[Lines of data]
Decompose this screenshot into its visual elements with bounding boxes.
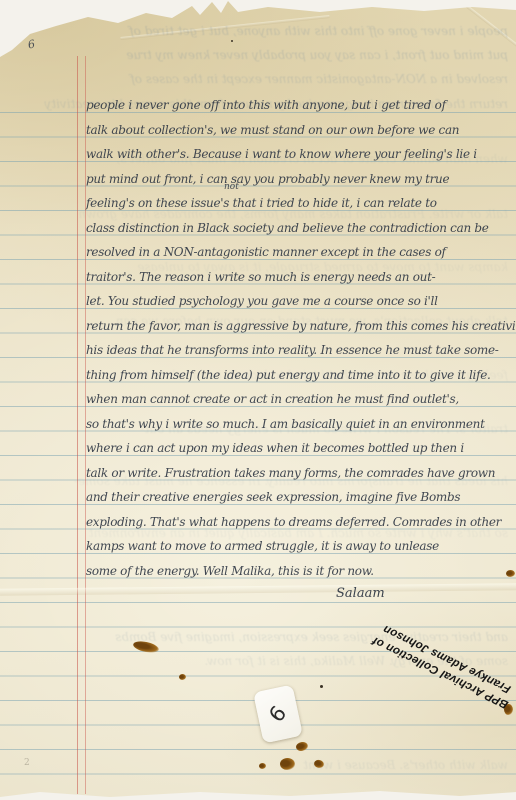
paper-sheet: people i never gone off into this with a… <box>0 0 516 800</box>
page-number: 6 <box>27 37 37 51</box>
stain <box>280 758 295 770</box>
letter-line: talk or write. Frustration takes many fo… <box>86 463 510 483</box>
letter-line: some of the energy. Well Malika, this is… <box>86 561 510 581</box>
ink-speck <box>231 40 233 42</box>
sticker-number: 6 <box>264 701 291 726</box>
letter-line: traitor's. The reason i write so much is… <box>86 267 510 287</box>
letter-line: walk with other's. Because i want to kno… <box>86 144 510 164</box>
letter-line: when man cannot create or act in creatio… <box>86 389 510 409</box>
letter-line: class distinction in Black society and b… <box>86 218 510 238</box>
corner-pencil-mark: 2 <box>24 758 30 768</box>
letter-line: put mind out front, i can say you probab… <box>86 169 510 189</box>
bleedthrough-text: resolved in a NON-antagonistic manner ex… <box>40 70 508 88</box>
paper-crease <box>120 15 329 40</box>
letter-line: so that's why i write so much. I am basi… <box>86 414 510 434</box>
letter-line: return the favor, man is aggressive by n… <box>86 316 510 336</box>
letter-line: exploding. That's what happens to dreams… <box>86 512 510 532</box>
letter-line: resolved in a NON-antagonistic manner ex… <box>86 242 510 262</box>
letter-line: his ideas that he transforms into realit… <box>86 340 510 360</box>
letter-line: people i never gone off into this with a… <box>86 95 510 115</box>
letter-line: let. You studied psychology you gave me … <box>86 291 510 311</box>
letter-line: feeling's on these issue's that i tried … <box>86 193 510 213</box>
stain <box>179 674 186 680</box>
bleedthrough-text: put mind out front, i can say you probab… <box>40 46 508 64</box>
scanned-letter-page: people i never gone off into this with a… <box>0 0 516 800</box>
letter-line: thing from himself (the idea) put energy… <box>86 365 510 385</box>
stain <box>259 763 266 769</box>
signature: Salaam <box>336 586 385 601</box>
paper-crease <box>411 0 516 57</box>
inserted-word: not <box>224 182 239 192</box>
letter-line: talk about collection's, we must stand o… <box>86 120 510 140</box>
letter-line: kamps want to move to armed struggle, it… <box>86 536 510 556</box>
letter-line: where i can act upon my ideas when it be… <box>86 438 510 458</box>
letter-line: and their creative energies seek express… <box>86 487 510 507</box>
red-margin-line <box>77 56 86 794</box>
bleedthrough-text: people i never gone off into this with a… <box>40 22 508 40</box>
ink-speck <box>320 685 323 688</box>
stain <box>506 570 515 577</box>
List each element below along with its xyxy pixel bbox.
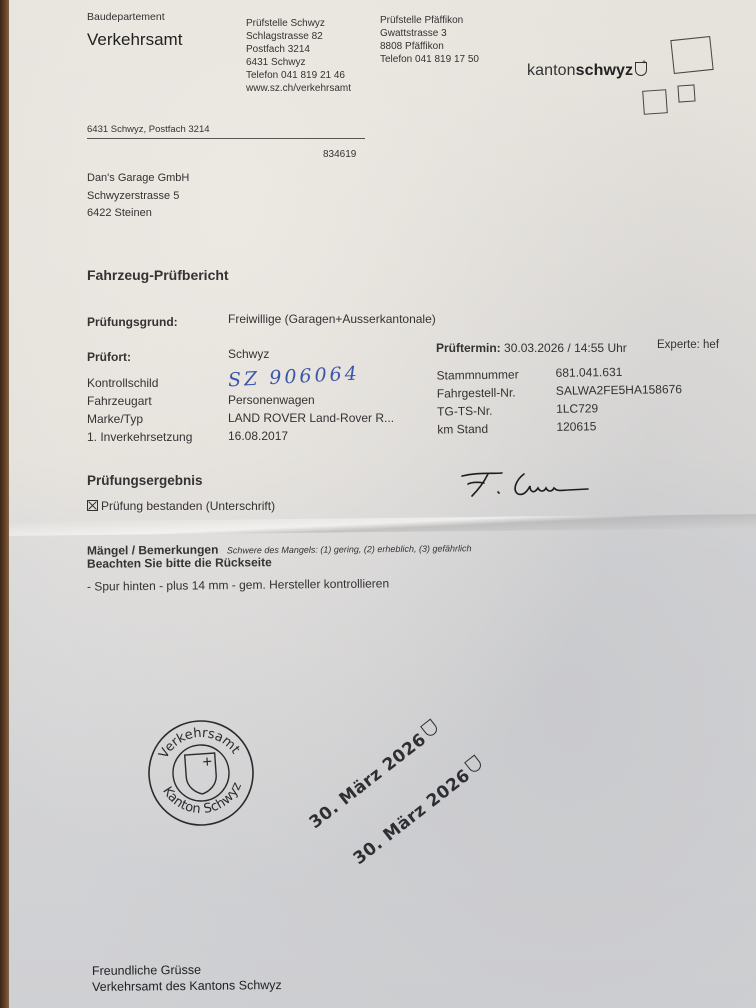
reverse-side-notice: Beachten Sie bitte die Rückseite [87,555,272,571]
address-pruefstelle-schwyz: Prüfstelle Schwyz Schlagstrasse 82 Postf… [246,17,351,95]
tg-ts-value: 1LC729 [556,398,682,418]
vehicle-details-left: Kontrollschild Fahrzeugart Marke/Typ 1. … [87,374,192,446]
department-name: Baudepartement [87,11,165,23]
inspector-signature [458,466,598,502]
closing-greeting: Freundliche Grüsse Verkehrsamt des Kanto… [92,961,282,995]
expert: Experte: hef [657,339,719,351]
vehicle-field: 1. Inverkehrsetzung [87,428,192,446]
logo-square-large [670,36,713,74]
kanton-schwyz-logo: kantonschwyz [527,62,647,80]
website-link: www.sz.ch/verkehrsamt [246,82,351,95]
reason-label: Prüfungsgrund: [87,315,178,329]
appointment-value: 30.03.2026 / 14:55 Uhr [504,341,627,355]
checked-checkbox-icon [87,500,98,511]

:: Short problem ::
Change every "letter-line" in the lines of data above to "text-line" and give back all the lines with nothing else altered. Leave out the pictures.

:: Reply ::
Decompose this screenshot into its visual elements with bounding boxes.
paper-sheet: people i never gone off into this with a… <box>0 0 516 800</box>
page-number: 6 <box>27 37 37 51</box>
stain <box>280 758 295 770</box>
text-line: talk or write. Frustration takes many fo… <box>86 463 510 483</box>
text-line: some of the energy. Well Malika, this is… <box>86 561 510 581</box>
ink-speck <box>231 40 233 42</box>
sticker-number: 6 <box>264 701 291 726</box>
text-line: traitor's. The reason i write so much is… <box>86 267 510 287</box>
text-line: walk with other's. Because i want to kno… <box>86 144 510 164</box>
text-line: when man cannot create or act in creatio… <box>86 389 510 409</box>
text-line: class distinction in Black society and b… <box>86 218 510 238</box>
corner-pencil-mark: 2 <box>24 758 30 768</box>
text-line: put mind out front, i can say you probab… <box>86 169 510 189</box>
bleedthrough-text: resolved in a NON-antagonistic manner ex… <box>40 70 508 88</box>
paper-crease <box>120 15 329 40</box>
text-line: so that's why i write so much. I am basi… <box>86 414 510 434</box>
text-line: return the favor, man is aggressive by n… <box>86 316 510 336</box>
text-line: exploding. That's what happens to dreams… <box>86 512 510 532</box>
text-line: resolved in a NON-antagonistic manner ex… <box>86 242 510 262</box>
text-line: his ideas that he transforms into realit… <box>86 340 510 360</box>
text-line: people i never gone off into this with a… <box>86 95 510 115</box>
text-line: let. You studied psychology you gave me … <box>86 291 510 311</box>
text-line: feeling's on these issue's that i tried … <box>86 193 510 213</box>
stain <box>179 674 186 680</box>
bleedthrough-text: put mind out front, i can say you probab… <box>40 46 508 64</box>
scanned-letter-page: people i never gone off into this with a… <box>0 0 516 800</box>
text-line: thing from himself (the idea) put energy… <box>86 365 510 385</box>
stain <box>259 763 266 769</box>
signature: Salaam <box>336 586 385 601</box>
paper-crease <box>411 0 516 57</box>
inserted-word: not <box>224 182 239 192</box>
text-line: talk about collection's, we must stand o… <box>86 120 510 140</box>
text-line: kamps want to move to armed struggle, it… <box>86 536 510 556</box>
text-line: where i can act upon my ideas when it be… <box>86 438 510 458</box>
text-line: and their creative energies seek express… <box>86 487 510 507</box>
red-margin-line <box>77 56 86 794</box>
bleedthrough-text: people i never gone off into this with a… <box>40 22 508 40</box>
ink-speck <box>320 685 323 688</box>
stain <box>506 570 515 577</box>
List each element below along with its xyxy pixel bbox.
reverse-side-notice: Beachten Sie bitte die Rückseite [87,555,272,571]
address-pruefstelle-schwyz: Prüfstelle Schwyz Schlagstrasse 82 Postf… [246,17,351,95]
tg-ts-value: 1LC729 [556,398,682,418]
vehicle-details-left: Kontrollschild Fahrzeugart Marke/Typ 1. … [87,374,192,446]
department-name: Baudepartement [87,11,165,23]
inspector-signature [458,466,598,502]
closing-greeting: Freundliche Grüsse Verkehrsamt des Kanto… [92,961,282,995]
expert: Experte: hef [657,339,719,351]
vehicle-field: 1. Inverkehrsetzung [87,428,192,446]
logo-square-large [670,36,713,74]
kanton-schwyz-logo: kantonschwyz [527,62,647,80]
website-link: www.sz.ch/verkehrsamt [246,82,351,95]
reason-label: Prüfungsgrund: [87,315,178,329]
appointment-value: 30.03.2026 / 14:55 Uhr [504,341,627,355]
checked-checkbox-icon [87,500,98,511]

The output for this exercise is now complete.